- Selected passage:

=== Section Start ===

Progressive nineteenth-century Americans believed firmly that human perfection could be achieved with the aid of modern science. To many, the science of that turbulent age appeared to offer bright ...new answers to life's age-old questions. Such a climate, not surprisingly, fostered the growth of what we now view as "pseudo-sciences" -- disciplines delicately balancing a dubious inductive methodology with moral and spiritual concerns, disseminated with a combination of aggressive entrepreneurship and sheer entertainment.
Such "sciences" as mesmerism, spiritualism, homoeopathy, hydropathy, and phrenology were warmly received not only by the uninformed and credulous but also by the respectable and educated. Rationalistic, egalitarian, and utilitarian, they struck familiar and reassuring chords in American ears and gave credence to the message of reformers that health and happiness are accessible to all.
As the contributors to this volume show, the diffusion and practice of these pseudo-sciences intertwined with all the major medical, cultural, religious, and philosophical revolutions in nineteenth-century America. Hydropathy and particularly homoeopathy, for example, enjoyed sufficient respectability for a time to challenge orthodox medicine. The claims of mesmerists and spiritualists appeared to offer hope for a new moral social order. Daring flights of pseudo-scientific thought even ventured into such areas as art and human sexuality. And all the pseudo-sciences resonated with the communitarian and women's rights movements.
This important exploration of the major nineteenth-century pseudo-sciences provides fresh perspectives on the American society of that era and on the history of the orthodox sciences, a number of which grew out of the fertile soil plowed by the pseudo-scientists.

=== Section End ===

- Instructions to follow:
Answer these questions from the passage on nineteenth-century American pseudo-sciences, one answer per line:
1. Which five "sciences" does it list as warmly received?
2. Which two of them enjoyed enough respectability for a time to challenge orthodox medicine?
3. Which movements did all the pseudo-sciences resonate with?

- Available data:
=== Section Start ===

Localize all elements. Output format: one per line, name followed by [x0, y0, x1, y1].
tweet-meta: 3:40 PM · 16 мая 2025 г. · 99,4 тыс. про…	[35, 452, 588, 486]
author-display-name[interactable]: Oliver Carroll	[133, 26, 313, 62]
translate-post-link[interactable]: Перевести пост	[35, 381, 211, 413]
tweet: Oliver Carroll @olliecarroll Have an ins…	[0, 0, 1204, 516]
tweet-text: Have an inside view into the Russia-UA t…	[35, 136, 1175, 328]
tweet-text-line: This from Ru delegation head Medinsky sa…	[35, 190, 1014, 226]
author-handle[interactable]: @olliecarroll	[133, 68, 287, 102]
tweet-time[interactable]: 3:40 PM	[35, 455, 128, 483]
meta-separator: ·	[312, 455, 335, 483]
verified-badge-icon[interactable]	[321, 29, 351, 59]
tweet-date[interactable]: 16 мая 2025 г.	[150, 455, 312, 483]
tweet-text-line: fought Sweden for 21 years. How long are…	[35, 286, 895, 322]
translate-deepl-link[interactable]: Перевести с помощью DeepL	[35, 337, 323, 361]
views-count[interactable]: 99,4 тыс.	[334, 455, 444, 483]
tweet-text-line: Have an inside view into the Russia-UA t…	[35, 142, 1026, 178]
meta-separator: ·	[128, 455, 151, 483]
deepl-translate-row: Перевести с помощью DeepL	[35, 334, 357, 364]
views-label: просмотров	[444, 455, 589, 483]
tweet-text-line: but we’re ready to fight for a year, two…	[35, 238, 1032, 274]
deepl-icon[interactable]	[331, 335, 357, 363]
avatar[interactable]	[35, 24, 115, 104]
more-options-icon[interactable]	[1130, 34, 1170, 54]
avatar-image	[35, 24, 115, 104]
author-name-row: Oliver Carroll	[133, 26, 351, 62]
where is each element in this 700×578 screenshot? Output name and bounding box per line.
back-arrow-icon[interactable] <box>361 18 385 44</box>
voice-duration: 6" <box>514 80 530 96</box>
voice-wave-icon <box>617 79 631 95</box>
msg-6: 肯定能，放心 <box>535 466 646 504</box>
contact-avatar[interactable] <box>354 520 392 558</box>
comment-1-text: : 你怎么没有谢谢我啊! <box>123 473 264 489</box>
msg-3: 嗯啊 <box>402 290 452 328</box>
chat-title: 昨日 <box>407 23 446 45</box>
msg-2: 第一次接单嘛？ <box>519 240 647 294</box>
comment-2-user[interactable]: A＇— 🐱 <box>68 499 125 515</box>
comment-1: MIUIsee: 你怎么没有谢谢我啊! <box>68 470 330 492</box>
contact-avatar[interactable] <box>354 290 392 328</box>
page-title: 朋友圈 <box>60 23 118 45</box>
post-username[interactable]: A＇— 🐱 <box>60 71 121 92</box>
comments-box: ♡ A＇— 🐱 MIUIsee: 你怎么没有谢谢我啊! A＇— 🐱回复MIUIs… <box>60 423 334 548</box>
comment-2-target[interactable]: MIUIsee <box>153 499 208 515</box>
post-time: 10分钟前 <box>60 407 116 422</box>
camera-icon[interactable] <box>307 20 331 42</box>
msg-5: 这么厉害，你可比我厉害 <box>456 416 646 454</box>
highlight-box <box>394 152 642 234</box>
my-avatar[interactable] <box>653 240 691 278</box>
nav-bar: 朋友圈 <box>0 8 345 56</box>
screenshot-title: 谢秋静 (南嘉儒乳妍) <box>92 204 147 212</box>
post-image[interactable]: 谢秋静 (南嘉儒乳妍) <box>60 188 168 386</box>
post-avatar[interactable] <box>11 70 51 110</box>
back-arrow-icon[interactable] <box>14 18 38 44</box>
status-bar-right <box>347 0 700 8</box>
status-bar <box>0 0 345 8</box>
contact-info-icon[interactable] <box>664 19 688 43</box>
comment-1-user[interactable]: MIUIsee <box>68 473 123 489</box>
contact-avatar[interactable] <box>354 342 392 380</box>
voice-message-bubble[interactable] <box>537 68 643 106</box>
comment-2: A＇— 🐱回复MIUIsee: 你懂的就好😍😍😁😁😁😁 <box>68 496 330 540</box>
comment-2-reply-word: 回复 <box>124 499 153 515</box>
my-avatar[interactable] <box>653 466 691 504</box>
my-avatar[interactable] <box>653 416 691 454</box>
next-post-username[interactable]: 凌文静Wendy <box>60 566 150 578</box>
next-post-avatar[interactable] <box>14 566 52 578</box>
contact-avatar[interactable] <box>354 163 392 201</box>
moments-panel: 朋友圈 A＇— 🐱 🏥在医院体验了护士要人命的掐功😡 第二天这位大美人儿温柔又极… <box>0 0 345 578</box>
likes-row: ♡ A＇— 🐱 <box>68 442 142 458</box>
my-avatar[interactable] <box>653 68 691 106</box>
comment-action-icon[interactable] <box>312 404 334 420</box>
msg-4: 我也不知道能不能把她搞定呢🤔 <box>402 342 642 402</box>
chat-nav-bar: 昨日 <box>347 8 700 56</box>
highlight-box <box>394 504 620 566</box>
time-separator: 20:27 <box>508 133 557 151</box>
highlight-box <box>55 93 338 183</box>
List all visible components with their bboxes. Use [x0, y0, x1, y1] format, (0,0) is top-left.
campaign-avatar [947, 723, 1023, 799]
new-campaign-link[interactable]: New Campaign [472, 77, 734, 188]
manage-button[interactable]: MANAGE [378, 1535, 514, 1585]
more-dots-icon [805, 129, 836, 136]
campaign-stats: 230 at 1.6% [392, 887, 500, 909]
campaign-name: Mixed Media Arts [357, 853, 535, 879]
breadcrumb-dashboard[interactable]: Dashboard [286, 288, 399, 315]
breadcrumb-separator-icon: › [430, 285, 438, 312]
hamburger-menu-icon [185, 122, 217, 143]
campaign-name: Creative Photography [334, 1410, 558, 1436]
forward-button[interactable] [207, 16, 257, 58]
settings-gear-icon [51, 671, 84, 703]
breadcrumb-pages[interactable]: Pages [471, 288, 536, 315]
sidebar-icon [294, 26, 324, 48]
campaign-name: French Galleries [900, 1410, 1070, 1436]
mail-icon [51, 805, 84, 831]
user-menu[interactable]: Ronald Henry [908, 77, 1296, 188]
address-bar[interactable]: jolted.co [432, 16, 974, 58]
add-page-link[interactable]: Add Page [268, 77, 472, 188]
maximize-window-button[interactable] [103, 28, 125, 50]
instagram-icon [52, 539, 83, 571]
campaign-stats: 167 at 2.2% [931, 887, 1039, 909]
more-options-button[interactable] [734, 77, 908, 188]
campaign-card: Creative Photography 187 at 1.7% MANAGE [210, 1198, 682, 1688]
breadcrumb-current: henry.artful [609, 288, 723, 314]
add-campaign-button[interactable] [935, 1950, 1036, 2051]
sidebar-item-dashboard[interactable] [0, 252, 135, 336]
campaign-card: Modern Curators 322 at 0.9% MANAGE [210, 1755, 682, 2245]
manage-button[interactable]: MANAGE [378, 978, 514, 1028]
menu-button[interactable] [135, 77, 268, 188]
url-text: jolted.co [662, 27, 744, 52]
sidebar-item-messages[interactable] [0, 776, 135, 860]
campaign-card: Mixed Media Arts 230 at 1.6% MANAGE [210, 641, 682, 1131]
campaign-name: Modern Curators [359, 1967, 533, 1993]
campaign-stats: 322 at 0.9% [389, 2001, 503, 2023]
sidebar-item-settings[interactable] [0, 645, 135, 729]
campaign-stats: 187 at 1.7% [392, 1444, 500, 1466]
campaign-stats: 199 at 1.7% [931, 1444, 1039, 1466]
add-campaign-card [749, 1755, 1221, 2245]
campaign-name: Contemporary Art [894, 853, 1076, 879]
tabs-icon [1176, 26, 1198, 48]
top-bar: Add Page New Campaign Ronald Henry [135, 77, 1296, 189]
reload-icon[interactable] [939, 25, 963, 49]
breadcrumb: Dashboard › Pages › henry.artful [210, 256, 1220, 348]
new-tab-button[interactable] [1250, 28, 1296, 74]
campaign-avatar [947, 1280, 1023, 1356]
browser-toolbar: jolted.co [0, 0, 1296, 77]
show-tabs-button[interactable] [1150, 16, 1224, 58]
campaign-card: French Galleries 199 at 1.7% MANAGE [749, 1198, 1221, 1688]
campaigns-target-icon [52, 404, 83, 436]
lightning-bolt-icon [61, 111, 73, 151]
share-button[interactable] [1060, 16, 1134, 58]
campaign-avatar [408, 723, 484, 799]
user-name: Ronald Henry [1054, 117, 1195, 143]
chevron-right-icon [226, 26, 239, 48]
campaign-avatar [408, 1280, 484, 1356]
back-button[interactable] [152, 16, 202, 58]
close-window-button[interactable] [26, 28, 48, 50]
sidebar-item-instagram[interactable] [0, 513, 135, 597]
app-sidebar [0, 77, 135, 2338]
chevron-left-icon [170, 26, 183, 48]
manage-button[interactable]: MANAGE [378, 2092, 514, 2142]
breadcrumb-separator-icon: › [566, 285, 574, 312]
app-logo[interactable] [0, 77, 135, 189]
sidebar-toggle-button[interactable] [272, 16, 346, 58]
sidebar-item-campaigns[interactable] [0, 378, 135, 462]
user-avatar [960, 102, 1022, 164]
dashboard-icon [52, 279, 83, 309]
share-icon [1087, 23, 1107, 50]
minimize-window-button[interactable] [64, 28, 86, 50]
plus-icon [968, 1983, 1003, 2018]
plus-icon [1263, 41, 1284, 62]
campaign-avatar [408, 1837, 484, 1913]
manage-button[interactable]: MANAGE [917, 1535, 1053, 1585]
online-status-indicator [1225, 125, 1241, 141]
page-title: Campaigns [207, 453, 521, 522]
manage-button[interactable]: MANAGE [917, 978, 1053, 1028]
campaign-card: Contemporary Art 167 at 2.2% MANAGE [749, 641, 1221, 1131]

=== Section End ===

- Result:
1. Mesmerism, spiritualism, homoeopathy, hydropathy, and phrenology
2. Hydropathy and homoeopathy (particularly homoeopathy)
3. The communitarian and women's rights movements